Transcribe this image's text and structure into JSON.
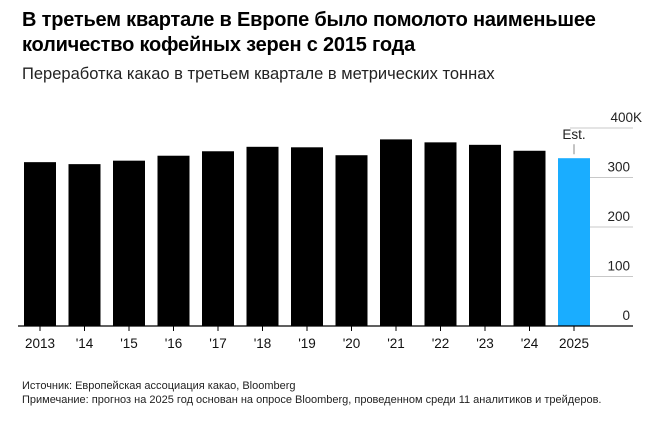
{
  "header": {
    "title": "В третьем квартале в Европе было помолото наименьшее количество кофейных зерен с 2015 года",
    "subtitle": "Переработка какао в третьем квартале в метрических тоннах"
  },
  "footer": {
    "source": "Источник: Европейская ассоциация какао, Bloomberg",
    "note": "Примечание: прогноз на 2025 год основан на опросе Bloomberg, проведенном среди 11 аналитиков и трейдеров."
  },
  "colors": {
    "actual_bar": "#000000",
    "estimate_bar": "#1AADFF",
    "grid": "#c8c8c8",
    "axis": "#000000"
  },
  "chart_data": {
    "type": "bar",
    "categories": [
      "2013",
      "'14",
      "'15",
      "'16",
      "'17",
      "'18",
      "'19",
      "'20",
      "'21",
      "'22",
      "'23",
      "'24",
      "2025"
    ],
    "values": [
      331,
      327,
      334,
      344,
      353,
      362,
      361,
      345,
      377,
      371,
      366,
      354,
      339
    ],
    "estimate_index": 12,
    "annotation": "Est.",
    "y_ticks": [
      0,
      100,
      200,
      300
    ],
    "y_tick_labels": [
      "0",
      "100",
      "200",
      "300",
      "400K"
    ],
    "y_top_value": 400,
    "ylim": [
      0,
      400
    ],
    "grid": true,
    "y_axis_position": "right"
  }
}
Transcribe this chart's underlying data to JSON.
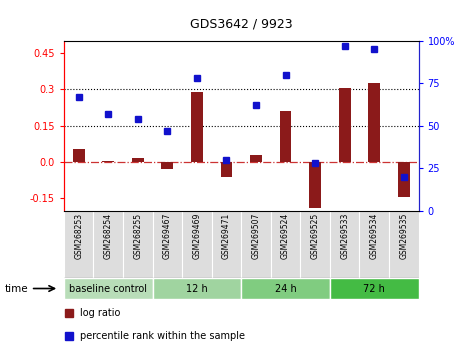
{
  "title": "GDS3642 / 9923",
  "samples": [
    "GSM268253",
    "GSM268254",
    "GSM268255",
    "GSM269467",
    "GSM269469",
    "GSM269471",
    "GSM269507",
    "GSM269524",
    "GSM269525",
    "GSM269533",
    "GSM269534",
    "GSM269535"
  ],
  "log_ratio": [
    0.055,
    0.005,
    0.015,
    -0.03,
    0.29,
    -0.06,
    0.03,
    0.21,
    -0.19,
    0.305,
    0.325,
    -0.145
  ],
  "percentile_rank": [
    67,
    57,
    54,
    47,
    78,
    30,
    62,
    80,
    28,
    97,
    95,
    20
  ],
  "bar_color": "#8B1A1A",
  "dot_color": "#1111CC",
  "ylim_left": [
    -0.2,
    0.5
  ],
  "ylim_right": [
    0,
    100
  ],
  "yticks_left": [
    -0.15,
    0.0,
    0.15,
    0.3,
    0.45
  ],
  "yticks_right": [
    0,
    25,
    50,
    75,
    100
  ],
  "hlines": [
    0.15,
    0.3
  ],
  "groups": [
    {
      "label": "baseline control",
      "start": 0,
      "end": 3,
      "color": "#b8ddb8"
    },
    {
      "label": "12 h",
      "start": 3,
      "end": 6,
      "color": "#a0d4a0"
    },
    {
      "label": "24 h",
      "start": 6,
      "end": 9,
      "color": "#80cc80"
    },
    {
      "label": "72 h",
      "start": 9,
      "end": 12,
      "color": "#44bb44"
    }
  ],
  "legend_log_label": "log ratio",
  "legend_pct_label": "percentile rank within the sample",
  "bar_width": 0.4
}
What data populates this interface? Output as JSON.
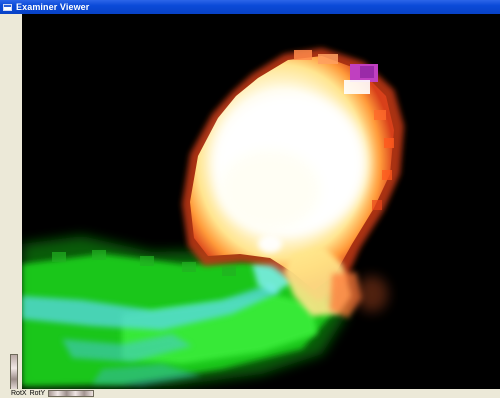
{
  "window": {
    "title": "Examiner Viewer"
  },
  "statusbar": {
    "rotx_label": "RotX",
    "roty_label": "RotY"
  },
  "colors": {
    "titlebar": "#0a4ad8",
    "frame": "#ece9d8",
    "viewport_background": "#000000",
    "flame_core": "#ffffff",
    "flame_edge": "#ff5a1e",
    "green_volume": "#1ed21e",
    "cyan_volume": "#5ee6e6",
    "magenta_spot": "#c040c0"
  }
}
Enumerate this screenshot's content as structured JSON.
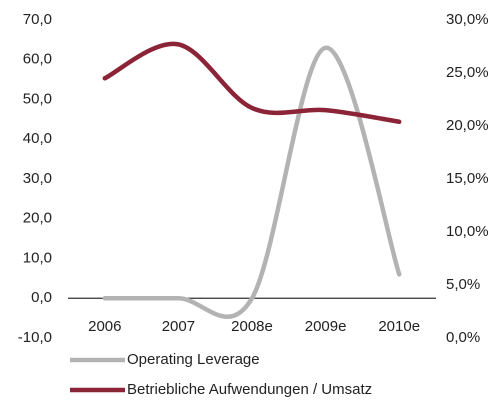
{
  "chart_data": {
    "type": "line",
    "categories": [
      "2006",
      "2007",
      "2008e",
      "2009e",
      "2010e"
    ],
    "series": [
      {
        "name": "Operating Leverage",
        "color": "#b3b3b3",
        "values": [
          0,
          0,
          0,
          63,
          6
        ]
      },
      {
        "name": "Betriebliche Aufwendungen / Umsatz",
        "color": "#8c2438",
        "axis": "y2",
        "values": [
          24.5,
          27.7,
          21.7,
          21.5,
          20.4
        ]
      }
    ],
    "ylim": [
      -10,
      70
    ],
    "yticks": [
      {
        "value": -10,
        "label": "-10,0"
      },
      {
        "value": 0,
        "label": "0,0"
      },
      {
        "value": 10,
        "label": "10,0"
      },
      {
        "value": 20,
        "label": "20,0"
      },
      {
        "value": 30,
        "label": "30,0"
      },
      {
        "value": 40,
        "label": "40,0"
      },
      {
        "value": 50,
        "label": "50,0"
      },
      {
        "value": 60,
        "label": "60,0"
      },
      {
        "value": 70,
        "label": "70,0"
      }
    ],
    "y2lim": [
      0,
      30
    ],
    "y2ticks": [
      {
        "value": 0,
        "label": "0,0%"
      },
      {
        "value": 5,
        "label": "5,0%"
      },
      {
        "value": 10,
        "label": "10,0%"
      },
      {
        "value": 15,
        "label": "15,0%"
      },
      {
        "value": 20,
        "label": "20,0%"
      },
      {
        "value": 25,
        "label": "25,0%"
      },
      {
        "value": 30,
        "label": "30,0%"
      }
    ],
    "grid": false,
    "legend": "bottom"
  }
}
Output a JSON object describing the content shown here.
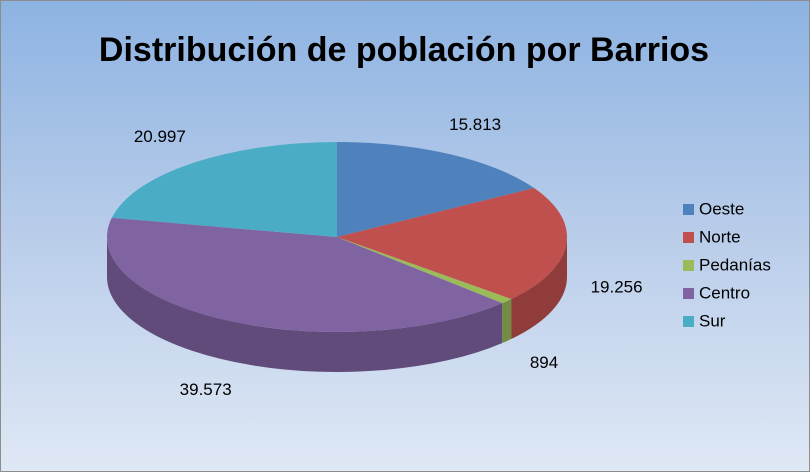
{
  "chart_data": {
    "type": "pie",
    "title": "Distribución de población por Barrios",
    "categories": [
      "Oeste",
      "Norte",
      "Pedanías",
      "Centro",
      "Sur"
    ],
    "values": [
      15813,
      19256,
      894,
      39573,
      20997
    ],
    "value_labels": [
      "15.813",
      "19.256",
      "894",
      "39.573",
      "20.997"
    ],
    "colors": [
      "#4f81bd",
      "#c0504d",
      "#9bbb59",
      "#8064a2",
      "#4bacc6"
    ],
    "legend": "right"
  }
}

————

* Requirements
Find the word "JSON" in the material, then list each line that holds it.

* Written solution
Transcribe this image's text and structure into JSON.
Transcribe this chart's underlying data to JSON.
What data populates this interface? Output as JSON.
Enumerate this screenshot's content as structured JSON.
Output a JSON object describing the content shown here.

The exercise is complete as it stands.